------ Data listing

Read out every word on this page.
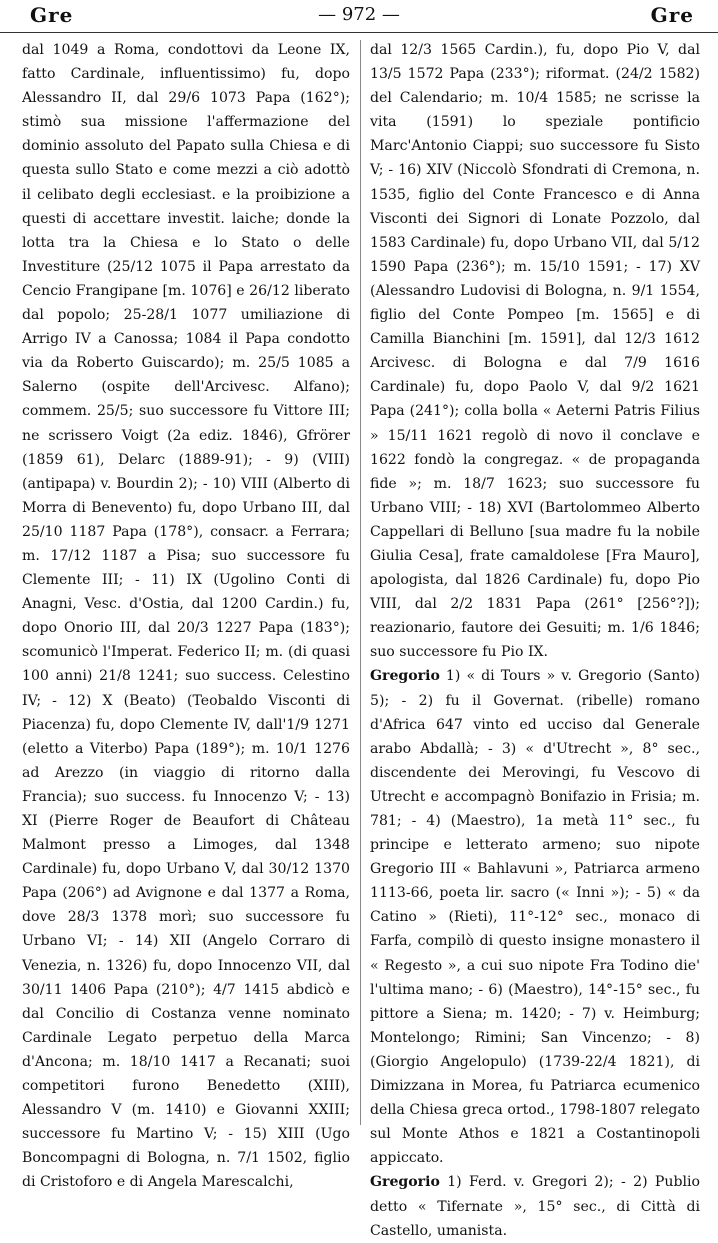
Gre	— 972 —	Gre

dal 1049 a Roma, condottovi da Leone IX, fatto Cardinale, influentissimo) fu, dopo Alessandro II, dal 29/6 1073 Papa (162°); stimò sua missione l'affermazione del dominio assoluto del Papato sulla Chiesa e di questa sullo Stato e come mezzi a ciò adottò il celibato degli ecclesiast. e la proibizione a questi di accettare investit. laiche; donde la lotta tra la Chiesa e lo Stato o delle Investiture (25/12 1075 il Papa arrestato da Cencio Frangipane [m. 1076] e 26/12 liberato dal popolo; 25-28/1 1077 umiliazione di Arrigo IV a Canossa; 1084 il Papa condotto via da Roberto Guiscardo); m. 25/5 1085 a Salerno (ospite dell'Arcivesc. Alfano); commem. 25/5; suo successore fu Vittore III; ne scrissero Voigt (2a ediz. 1846), Gfrörer (1859 61), Delarc (1889-91); - 9) (VIII) (antipapa) v. Bourdin 2); - 10) VIII (Alberto di Morra di Benevento) fu, dopo Urbano III, dal 25/10 1187 Papa (178°), consacr. a Ferrara; m. 17/12 1187 a Pisa; suo successore fu Clemente III; - 11) IX (Ugolino Conti di Anagni, Vesc. d'Ostia, dal 1200 Cardin.) fu, dopo Onorio III, dal 20/3 1227 Papa (183°); scomunicò l'Imperat. Federico II; m. (di quasi 100 anni) 21/8 1241; suo success. Celestino IV; - 12) X (Beato) (Teobaldo Visconti di Piacenza) fu, dopo Clemente IV, dall'1/9 1271 (eletto a Viterbo) Papa (189°); m. 10/1 1276 ad Arezzo (in viaggio di ritorno dalla Francia); suo success. fu Innocenzo V; - 13) XI (Pierre Roger de Beaufort di Château Malmont presso a Limoges, dal 1348 Cardinale) fu, dopo Urbano V, dal 30/12 1370 Papa (206°) ad Avignone e dal 1377 a Roma, dove 28/3 1378 morì; suo successore fu Urbano VI; - 14) XII (Angelo Corraro di Venezia, n. 1326) fu, dopo Innocenzo VII, dal 30/11 1406 Papa (210°); 4/7 1415 abdicò e dal Concilio di Costanza venne nominato Cardinale Legato perpetuo della Marca d'Ancona; m. 18/10 1417 a Recanati; suoi competitori furono Benedetto (XIII), Alessandro V (m. 1410) e Giovanni XXIII; successore fu Martino V; - 15) XIII (Ugo Boncompagni di Bologna, n. 7/1 1502, figlio di Cristoforo e di Angela Marescalchi,

dal 12/3 1565 Cardin.), fu, dopo Pio V, dal 13/5 1572 Papa (233°); riformat. (24/2 1582) del Calendario; m. 10/4 1585; ne scrisse la vita (1591) lo speziale pontificio Marc'Antonio Ciappi; suo successore fu Sisto V; - 16) XIV (Niccolò Sfondrati di Cremona, n. 1535, figlio del Conte Francesco e di Anna Visconti dei Signori di Lonate Pozzolo, dal 1583 Cardinale) fu, dopo Urbano VII, dal 5/12 1590 Papa (236°); m. 15/10 1591; - 17) XV (Alessandro Ludovisi di Bologna, n. 9/1 1554, figlio del Conte Pompeo [m. 1565] e di Camilla Bianchini [m. 1591], dal 12/3 1612 Arcivesc. di Bologna e dal 7/9 1616 Cardinale) fu, dopo Paolo V, dal 9/2 1621 Papa (241°); colla bolla « Aeterni Patris Filius » 15/11 1621 regolò di novo il conclave e 1622 fondò la congregaz. « de propaganda fide »; m. 18/7 1623; suo successore fu Urbano VIII; - 18) XVI (Bartolommeo Alberto Cappellari di Belluno [sua madre fu la nobile Giulia Cesa], frate camaldolese [Fra Mauro], apologista, dal 1826 Cardinale) fu, dopo Pio VIII, dal 2/2 1831 Papa (261° [256°?]); reazionario, fautore dei Gesuiti; m. 1/6 1846; suo successore fu Pio IX.

Gregorio 1) « di Tours » v. Gregorio (Santo) 5); - 2) fu il Governat. (ribelle) romano d'Africa 647 vinto ed ucciso dal Generale arabo Abdallà; - 3) « d'Utrecht », 8° sec., discendente dei Merovingi, fu Vescovo di Utrecht e accompagnò Bonifazio in Frisia; m. 781; - 4) (Maestro), 1a metà 11° sec., fu principe e letterato armeno; suo nipote Gregorio III « Bahlavuni », Patriarca armeno 1113-66, poeta lir. sacro (« Inni »); - 5) « da Catino » (Rieti), 11°-12° sec., monaco di Farfa, compilò di questo insigne monastero il « Regesto », a cui suo nipote Fra Todino die' l'ultima mano; - 6) (Maestro), 14°-15° sec., fu pittore a Siena; m. 1420; - 7) v. Heimburg; Montelongo; Rimini; San Vincenzo; - 8) (Giorgio Angelopulo) (1739-22/4 1821), di Dimizzana in Morea, fu Patriarca ecumenico della Chiesa greca ortod., 1798-1807 relegato sul Monte Athos e 1821 a Costantinopoli appiccato.

Gregorio 1) Ferd. v. Gregori 2); - 2) Publio detto « Tifernate », 15° sec., di Città di Castello, umanista.
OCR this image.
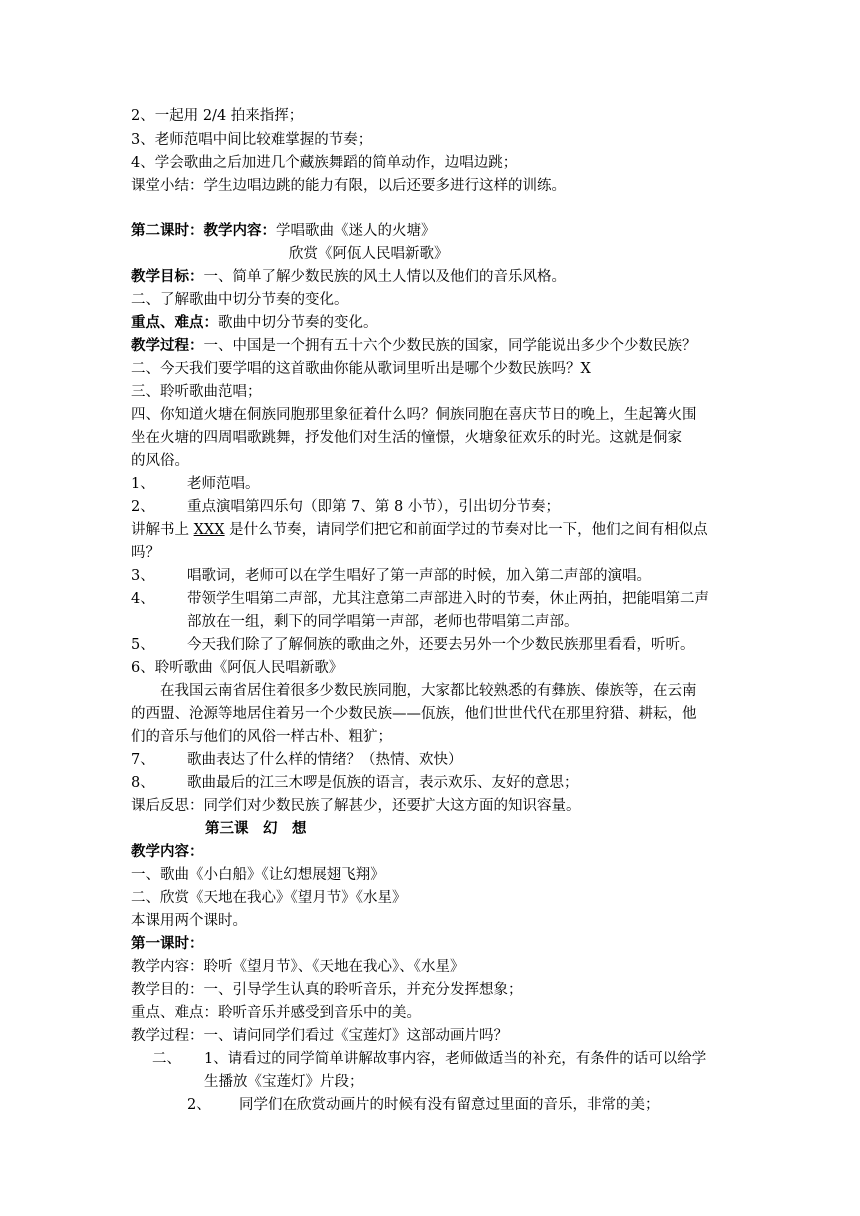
2、一起用 2/4 拍来指挥；
3、老师范唱中间比较难掌握的节奏；
4、学会歌曲之后加进几个藏族舞蹈的简单动作，边唱边跳；
课堂小结：学生边唱边跳的能力有限，以后还要多进行这样的训练。
第二课时：教学内容：学唱歌曲《迷人的火塘》
欣赏《阿佤人民唱新歌》
教学目标：一、简单了解少数民族的风土人情以及他们的音乐风格。
二、了解歌曲中切分节奏的变化。
重点、难点：歌曲中切分节奏的变化。
教学过程：一、中国是一个拥有五十六个少数民族的国家，同学能说出多少个少数民族？
二、今天我们要学唱的这首歌曲你能从歌词里听出是哪个少数民族吗？X
三、聆听歌曲范唱；
四、你知道火塘在侗族同胞那里象征着什么吗？侗族同胞在喜庆节日的晚上，生起篝火围
坐在火塘的四周唱歌跳舞，抒发他们对生活的憧憬，火塘象征欢乐的时光。这就是侗家
的风俗。
1、 老师范唱。
2、 重点演唱第四乐句（即第 7、第 8 小节），引出切分节奏；
讲解书上 XXX 是什么节奏，请同学们把它和前面学过的节奏对比一下，他们之间有相似点
吗？
3、 唱歌词，老师可以在学生唱好了第一声部的时候，加入第二声部的演唱。
4、 带领学生唱第二声部，尤其注意第二声部进入时的节奏，休止两拍，把能唱第二声
部放在一组，剩下的同学唱第一声部，老师也带唱第二声部。
5、 今天我们除了了解侗族的歌曲之外，还要去另外一个少数民族那里看看，听听。
6、聆听歌曲《阿佤人民唱新歌》
在我国云南省居住着很多少数民族同胞，大家都比较熟悉的有彝族、傣族等，在云南
的西盟、沧源等地居住着另一个少数民族——佤族，他们世世代代在那里狩猎、耕耘，他
们的音乐与他们的风俗一样古朴、粗犷；
7、 歌曲表达了什么样的情绪？（热情、欢快）
8、 歌曲最后的江三木啰是佤族的语言，表示欢乐、友好的意思；
课后反思：同学们对少数民族了解甚少，还要扩大这方面的知识容量。
第三课　幻　想
教学内容：
一、歌曲《小白船》《让幻想展翅飞翔》
二、欣赏《天地在我心》《望月节》《水星》
本课用两个课时。
第一课时：
教学内容：聆听《望月节》、《天地在我心》、《水星》
教学目的：一、引导学生认真的聆听音乐，并充分发挥想象；
重点、难点：聆听音乐并感受到音乐中的美。
教学过程：一、请问同学们看过《宝莲灯》这部动画片吗？
二、 1、请看过的同学简单讲解故事内容，老师做适当的补充，有条件的话可以给学
生播放《宝莲灯》片段；
2、 同学们在欣赏动画片的时候有没有留意过里面的音乐，非常的美；
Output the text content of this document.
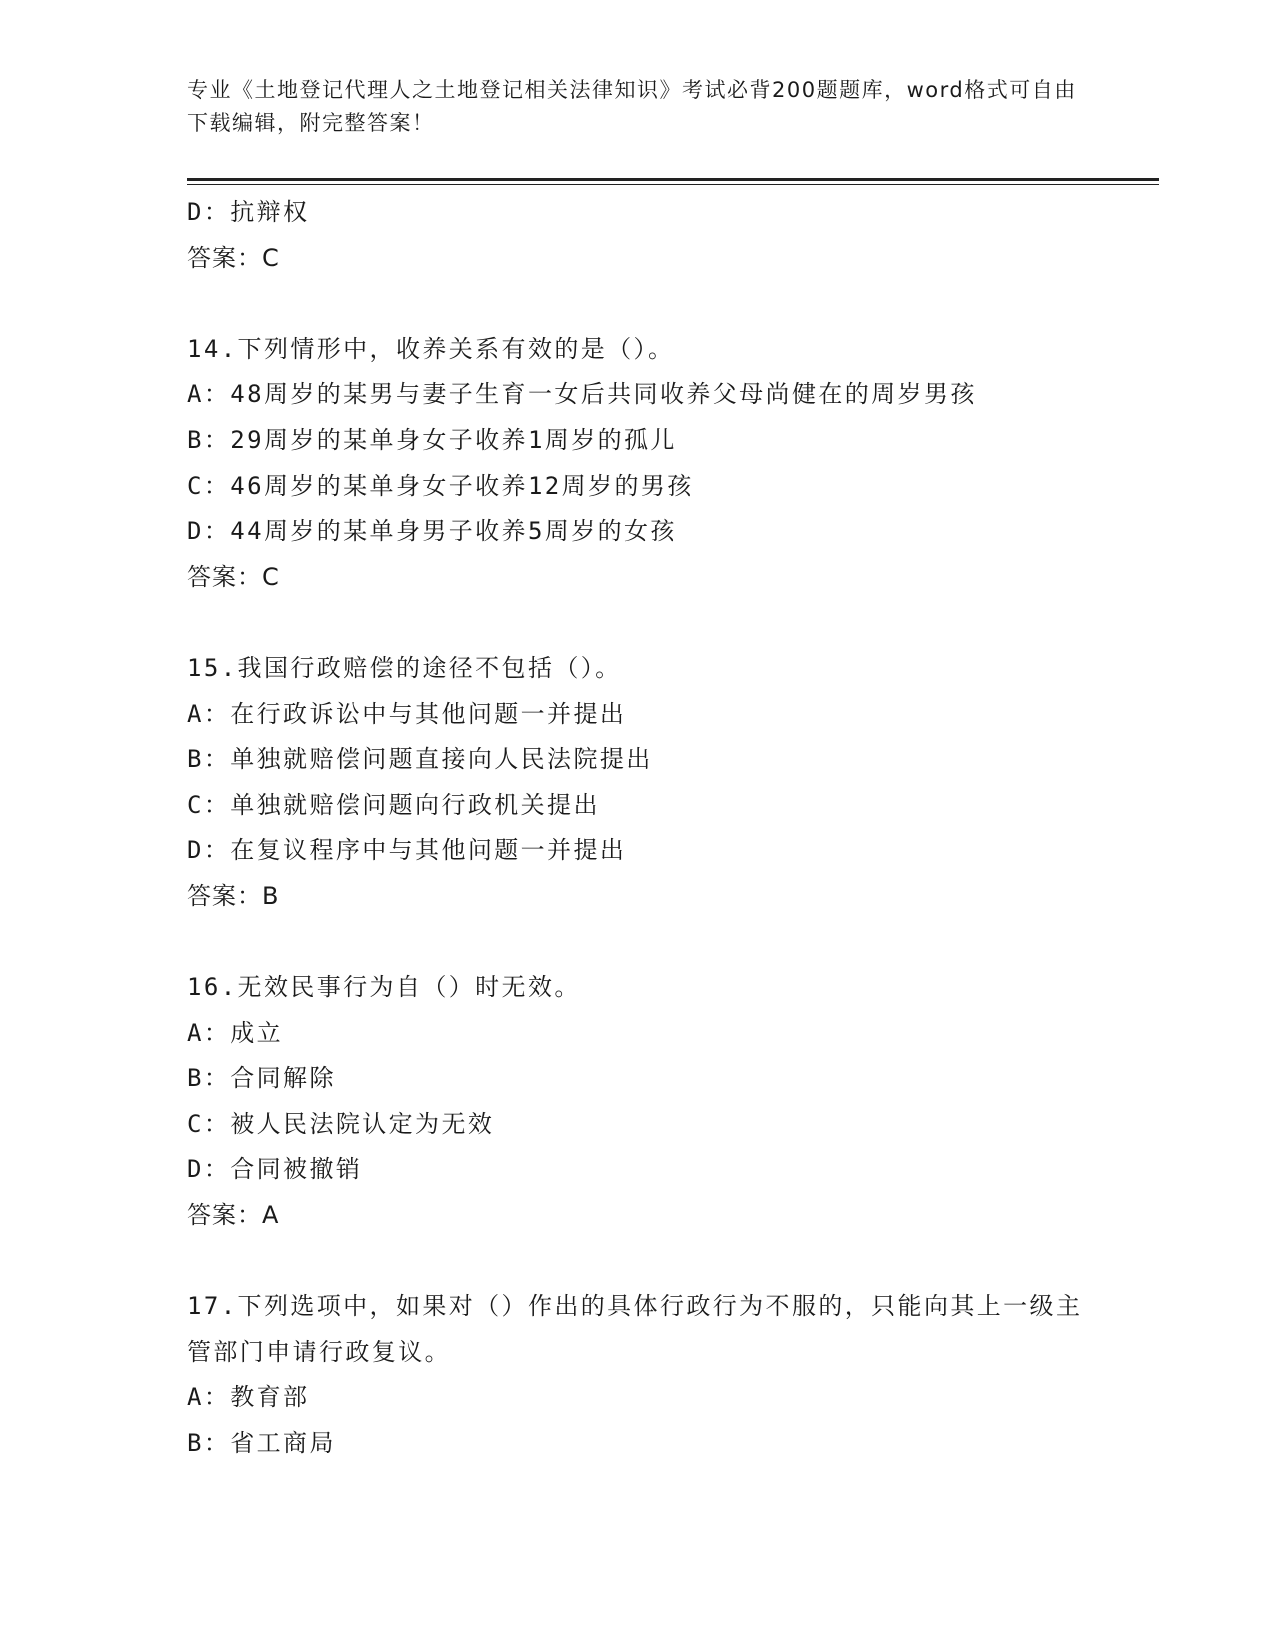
专业《土地登记代理人之土地登记相关法律知识》考试必背200题题库，word格式可自由下载编辑，附完整答案！
D：抗辩权
答案：C
14.下列情形中，收养关系有效的是（）。
A：48周岁的某男与妻子生育一女后共同收养父母尚健在的周岁男孩
B：29周岁的某单身女子收养1周岁的孤儿
C：46周岁的某单身女子收养12周岁的男孩
D：44周岁的某单身男子收养5周岁的女孩
答案：C
15.我国行政赔偿的途径不包括（）。
A：在行政诉讼中与其他问题一并提出
B：单独就赔偿问题直接向人民法院提出
C：单独就赔偿问题向行政机关提出
D：在复议程序中与其他问题一并提出
答案：B
16.无效民事行为自（）时无效。
A：成立
B：合同解除
C：被人民法院认定为无效
D：合同被撤销
答案：A
17.下列选项中，如果对（）作出的具体行政行为不服的，只能向其上一级主管部门申请行政复议。
A：教育部
B：省工商局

------------

Filter the data for the string "教学过程" and copy every line that has it.

教学过程：一、中国是一个拥有五十六个少数民族的国家，同学能说出多少个少数民族？
教学过程：一、请问同学们看过《宝莲灯》这部动画片吗？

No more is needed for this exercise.